** begin Given data **

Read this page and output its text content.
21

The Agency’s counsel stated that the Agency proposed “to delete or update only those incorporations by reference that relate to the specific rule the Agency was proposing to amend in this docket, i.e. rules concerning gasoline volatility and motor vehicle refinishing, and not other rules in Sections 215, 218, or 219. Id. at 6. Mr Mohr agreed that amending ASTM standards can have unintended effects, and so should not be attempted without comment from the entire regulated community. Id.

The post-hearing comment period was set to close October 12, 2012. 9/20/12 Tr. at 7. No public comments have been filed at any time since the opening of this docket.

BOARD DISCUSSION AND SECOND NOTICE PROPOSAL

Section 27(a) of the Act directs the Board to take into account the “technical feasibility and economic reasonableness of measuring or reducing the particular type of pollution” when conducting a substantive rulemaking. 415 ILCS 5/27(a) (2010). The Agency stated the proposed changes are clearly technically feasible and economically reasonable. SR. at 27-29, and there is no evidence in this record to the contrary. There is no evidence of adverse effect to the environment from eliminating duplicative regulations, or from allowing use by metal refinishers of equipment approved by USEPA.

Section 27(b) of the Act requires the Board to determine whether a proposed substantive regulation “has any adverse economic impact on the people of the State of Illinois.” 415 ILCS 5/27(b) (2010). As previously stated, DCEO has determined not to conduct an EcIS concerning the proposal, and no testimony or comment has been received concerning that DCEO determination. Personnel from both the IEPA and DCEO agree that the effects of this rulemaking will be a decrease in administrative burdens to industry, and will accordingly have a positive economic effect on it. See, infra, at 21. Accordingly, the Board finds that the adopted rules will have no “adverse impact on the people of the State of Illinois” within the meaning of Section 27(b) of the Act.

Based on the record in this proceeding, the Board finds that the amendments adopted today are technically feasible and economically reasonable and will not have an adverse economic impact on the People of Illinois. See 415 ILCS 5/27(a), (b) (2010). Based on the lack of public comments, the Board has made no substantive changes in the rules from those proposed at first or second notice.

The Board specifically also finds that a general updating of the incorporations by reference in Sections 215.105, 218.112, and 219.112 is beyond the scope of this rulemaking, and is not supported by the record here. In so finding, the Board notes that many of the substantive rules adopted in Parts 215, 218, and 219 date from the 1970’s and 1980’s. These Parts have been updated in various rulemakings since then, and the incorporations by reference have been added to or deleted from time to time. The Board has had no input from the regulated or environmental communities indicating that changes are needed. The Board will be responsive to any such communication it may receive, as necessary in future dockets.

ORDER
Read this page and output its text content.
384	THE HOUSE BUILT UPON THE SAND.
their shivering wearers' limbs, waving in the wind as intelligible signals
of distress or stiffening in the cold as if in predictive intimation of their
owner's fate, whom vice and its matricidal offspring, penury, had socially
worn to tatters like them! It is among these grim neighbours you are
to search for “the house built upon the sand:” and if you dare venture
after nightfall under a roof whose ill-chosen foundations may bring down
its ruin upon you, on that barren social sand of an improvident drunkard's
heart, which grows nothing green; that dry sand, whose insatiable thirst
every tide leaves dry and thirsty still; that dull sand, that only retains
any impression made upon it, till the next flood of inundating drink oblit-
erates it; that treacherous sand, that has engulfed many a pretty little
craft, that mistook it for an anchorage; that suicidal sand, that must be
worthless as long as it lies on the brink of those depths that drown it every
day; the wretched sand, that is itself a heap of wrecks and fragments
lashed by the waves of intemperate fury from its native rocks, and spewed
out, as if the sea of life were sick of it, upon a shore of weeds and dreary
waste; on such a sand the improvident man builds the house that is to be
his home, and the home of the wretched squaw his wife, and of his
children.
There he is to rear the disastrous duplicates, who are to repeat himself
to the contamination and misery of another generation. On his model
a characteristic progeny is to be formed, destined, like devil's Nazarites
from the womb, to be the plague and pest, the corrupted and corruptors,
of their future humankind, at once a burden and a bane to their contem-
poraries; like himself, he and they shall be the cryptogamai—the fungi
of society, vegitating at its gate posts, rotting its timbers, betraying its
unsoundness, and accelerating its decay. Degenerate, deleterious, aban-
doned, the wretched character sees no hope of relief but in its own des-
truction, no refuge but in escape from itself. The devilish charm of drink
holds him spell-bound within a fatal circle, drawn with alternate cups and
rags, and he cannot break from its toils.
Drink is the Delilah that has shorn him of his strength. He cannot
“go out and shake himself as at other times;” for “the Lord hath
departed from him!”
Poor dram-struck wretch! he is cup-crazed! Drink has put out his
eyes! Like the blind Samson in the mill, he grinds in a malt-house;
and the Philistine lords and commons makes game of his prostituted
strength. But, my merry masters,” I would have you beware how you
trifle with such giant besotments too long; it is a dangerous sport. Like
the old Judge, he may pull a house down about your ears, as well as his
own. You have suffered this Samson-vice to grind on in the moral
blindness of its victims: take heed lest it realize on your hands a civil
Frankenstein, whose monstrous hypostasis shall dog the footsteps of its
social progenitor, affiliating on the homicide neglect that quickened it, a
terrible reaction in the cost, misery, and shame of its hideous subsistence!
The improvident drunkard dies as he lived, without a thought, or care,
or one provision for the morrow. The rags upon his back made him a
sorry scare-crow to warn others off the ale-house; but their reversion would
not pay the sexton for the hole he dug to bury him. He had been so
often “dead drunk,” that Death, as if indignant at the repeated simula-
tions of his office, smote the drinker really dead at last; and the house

** end Given data **

▸ Exercise task: Give only the number of lines in the material above where the string "strength" appears.

▸ Task output: 2